» **Challenge**
Reproduce every line of the material below without changing anything.

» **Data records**
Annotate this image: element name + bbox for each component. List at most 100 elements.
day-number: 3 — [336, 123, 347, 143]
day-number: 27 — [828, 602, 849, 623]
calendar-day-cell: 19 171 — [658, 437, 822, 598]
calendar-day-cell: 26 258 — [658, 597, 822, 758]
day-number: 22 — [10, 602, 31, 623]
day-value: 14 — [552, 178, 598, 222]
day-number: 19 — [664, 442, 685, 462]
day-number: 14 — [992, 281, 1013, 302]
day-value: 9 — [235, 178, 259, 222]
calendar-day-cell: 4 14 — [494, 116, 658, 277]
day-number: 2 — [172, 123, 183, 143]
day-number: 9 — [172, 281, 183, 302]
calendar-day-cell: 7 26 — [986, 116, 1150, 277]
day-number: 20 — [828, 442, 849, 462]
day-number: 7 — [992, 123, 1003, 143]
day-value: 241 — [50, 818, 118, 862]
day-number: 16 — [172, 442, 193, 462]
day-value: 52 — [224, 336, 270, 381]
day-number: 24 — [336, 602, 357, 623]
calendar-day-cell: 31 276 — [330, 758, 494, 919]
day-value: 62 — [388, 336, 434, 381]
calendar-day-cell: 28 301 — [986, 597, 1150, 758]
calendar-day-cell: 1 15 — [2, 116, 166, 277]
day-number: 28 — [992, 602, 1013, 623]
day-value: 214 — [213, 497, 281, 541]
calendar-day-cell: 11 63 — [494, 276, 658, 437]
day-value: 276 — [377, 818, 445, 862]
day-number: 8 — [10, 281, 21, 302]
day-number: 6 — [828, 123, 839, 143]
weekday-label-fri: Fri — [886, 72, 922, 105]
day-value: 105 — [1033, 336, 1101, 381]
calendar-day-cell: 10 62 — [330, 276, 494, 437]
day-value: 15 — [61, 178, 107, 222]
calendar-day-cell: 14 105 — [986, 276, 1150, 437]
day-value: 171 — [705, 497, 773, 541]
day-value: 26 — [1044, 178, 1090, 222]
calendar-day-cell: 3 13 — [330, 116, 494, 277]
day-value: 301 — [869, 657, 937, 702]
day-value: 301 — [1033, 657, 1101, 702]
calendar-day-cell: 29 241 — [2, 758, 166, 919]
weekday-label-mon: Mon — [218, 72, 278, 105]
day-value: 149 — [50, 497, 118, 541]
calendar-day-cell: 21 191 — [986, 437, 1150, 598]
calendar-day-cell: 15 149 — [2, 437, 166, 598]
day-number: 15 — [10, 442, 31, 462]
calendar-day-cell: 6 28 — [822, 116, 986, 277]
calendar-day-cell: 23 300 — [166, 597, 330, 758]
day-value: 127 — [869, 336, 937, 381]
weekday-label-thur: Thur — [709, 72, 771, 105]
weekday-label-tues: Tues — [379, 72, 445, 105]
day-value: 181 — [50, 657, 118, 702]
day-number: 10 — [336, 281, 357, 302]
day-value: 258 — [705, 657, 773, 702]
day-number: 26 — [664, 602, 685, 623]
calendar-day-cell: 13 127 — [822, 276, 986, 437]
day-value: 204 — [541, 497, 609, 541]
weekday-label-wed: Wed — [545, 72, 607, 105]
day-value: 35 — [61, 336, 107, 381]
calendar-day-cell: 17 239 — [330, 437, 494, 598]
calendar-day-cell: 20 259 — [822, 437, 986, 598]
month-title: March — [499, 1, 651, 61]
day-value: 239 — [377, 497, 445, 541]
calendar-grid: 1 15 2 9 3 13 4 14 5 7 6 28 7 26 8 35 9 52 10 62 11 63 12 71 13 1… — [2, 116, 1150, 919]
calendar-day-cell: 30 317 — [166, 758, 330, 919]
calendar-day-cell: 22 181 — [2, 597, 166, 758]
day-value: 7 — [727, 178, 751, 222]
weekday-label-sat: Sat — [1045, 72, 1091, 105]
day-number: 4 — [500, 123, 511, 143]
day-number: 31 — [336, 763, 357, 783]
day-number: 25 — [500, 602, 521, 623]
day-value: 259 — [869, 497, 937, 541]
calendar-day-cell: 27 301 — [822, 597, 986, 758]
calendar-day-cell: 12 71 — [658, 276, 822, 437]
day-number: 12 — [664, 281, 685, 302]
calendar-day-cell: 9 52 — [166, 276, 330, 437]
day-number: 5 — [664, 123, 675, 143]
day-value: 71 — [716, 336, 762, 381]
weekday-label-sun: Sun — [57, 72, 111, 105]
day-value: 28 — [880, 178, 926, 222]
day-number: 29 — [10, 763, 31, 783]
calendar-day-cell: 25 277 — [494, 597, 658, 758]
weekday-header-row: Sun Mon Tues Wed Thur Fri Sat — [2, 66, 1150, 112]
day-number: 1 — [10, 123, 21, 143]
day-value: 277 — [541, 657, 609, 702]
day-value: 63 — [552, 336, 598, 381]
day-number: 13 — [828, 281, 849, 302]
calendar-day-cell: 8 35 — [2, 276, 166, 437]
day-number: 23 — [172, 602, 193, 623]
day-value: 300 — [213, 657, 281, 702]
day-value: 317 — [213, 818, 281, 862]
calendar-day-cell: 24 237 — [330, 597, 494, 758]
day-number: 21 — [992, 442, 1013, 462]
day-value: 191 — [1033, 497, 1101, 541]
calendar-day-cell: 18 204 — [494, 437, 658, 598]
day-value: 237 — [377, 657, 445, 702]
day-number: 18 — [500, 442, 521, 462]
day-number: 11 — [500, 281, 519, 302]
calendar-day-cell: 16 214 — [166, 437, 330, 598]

» **Completed exercise**
Annotate this image: element name + bbox for each component. List at most 100 elements.
day-number: 3 — [336, 123, 347, 143]
day-number: 27 — [828, 602, 849, 623]
calendar-day-cell: 19 171 — [658, 437, 822, 598]
calendar-day-cell: 26 258 — [658, 597, 822, 758]
day-number: 22 — [10, 602, 31, 623]
day-value: 14 — [552, 178, 598, 222]
day-number: 19 — [664, 442, 685, 462]
day-number: 14 — [992, 281, 1013, 302]
day-value: 9 — [235, 178, 259, 222]
calendar-day-cell: 4 14 — [494, 116, 658, 277]
day-number: 2 — [172, 123, 183, 143]
day-number: 9 — [172, 281, 183, 302]
calendar-day-cell: 7 26 — [986, 116, 1150, 277]
day-number: 20 — [828, 442, 849, 462]
day-number: 7 — [992, 123, 1003, 143]
day-value: 241 — [50, 818, 118, 862]
day-number: 16 — [172, 442, 193, 462]
day-value: 52 — [224, 336, 270, 381]
day-number: 24 — [336, 602, 357, 623]
calendar-day-cell: 31 276 — [330, 758, 494, 919]
day-value: 62 — [388, 336, 434, 381]
calendar-day-cell: 28 301 — [986, 597, 1150, 758]
calendar-day-cell: 1 15 — [2, 116, 166, 277]
day-number: 28 — [992, 602, 1013, 623]
day-value: 214 — [213, 497, 281, 541]
calendar-day-cell: 11 63 — [494, 276, 658, 437]
day-value: 276 — [377, 818, 445, 862]
day-number: 8 — [10, 281, 21, 302]
day-number: 6 — [828, 123, 839, 143]
weekday-label-fri: Fri — [886, 72, 922, 105]
day-value: 105 — [1033, 336, 1101, 381]
calendar-day-cell: 10 62 — [330, 276, 494, 437]
day-value: 15 — [61, 178, 107, 222]
calendar-day-cell: 14 105 — [986, 276, 1150, 437]
day-value: 171 — [705, 497, 773, 541]
day-value: 26 — [1044, 178, 1090, 222]
calendar-day-cell: 3 13 — [330, 116, 494, 277]
day-value: 301 — [869, 657, 937, 702]
day-value: 301 — [1033, 657, 1101, 702]
calendar-day-cell: 29 241 — [2, 758, 166, 919]
weekday-label-mon: Mon — [218, 72, 278, 105]
day-value: 149 — [50, 497, 118, 541]
calendar-day-cell: 21 191 — [986, 437, 1150, 598]
calendar-day-cell: 15 149 — [2, 437, 166, 598]
day-number: 15 — [10, 442, 31, 462]
calendar-day-cell: 6 28 — [822, 116, 986, 277]
calendar-day-cell: 23 300 — [166, 597, 330, 758]
day-value: 127 — [869, 336, 937, 381]
weekday-label-thur: Thur — [709, 72, 771, 105]
weekday-label-tues: Tues — [379, 72, 445, 105]
day-value: 181 — [50, 657, 118, 702]
day-number: 10 — [336, 281, 357, 302]
day-value: 258 — [705, 657, 773, 702]
day-number: 26 — [664, 602, 685, 623]
calendar-day-cell: 13 127 — [822, 276, 986, 437]
day-value: 204 — [541, 497, 609, 541]
weekday-label-wed: Wed — [545, 72, 607, 105]
day-value: 35 — [61, 336, 107, 381]
calendar-day-cell: 17 239 — [330, 437, 494, 598]
calendar-day-cell: 20 259 — [822, 437, 986, 598]
month-title: March — [499, 1, 651, 61]
day-value: 239 — [377, 497, 445, 541]
calendar-grid: 1 15 2 9 3 13 4 14 5 7 6 28 7 26 8 35 9 52 10 62 11 63 12 71 13 1… — [2, 116, 1150, 919]
calendar-day-cell: 30 317 — [166, 758, 330, 919]
calendar-day-cell: 22 181 — [2, 597, 166, 758]
day-value: 7 — [727, 178, 751, 222]
weekday-label-sat: Sat — [1045, 72, 1091, 105]
day-number: 4 — [500, 123, 511, 143]
day-number: 31 — [336, 763, 357, 783]
day-number: 25 — [500, 602, 521, 623]
day-value: 259 — [869, 497, 937, 541]
calendar-day-cell: 27 301 — [822, 597, 986, 758]
calendar-day-cell: 12 71 — [658, 276, 822, 437]
day-number: 12 — [664, 281, 685, 302]
calendar-day-cell: 9 52 — [166, 276, 330, 437]
day-number: 5 — [664, 123, 675, 143]
day-value: 71 — [716, 336, 762, 381]
weekday-label-sun: Sun — [57, 72, 111, 105]
day-value: 28 — [880, 178, 926, 222]
day-number: 29 — [10, 763, 31, 783]
calendar-day-cell: 25 277 — [494, 597, 658, 758]
weekday-header-row: Sun Mon Tues Wed Thur Fri Sat — [2, 66, 1150, 112]
day-number: 1 — [10, 123, 21, 143]
day-value: 277 — [541, 657, 609, 702]
day-value: 63 — [552, 336, 598, 381]
day-number: 13 — [828, 281, 849, 302]
calendar-day-cell: 8 35 — [2, 276, 166, 437]
day-number: 23 — [172, 602, 193, 623]
day-value: 300 — [213, 657, 281, 702]
day-value: 317 — [213, 818, 281, 862]
calendar-day-cell: 24 237 — [330, 597, 494, 758]
day-number: 21 — [992, 442, 1013, 462]
day-value: 191 — [1033, 497, 1101, 541]
calendar-day-cell: 18 204 — [494, 437, 658, 598]
day-value: 237 — [377, 657, 445, 702]
day-number: 18 — [500, 442, 521, 462]
day-number: 11 — [500, 281, 519, 302]
calendar-day-cell: 16 214 — [166, 437, 330, 598]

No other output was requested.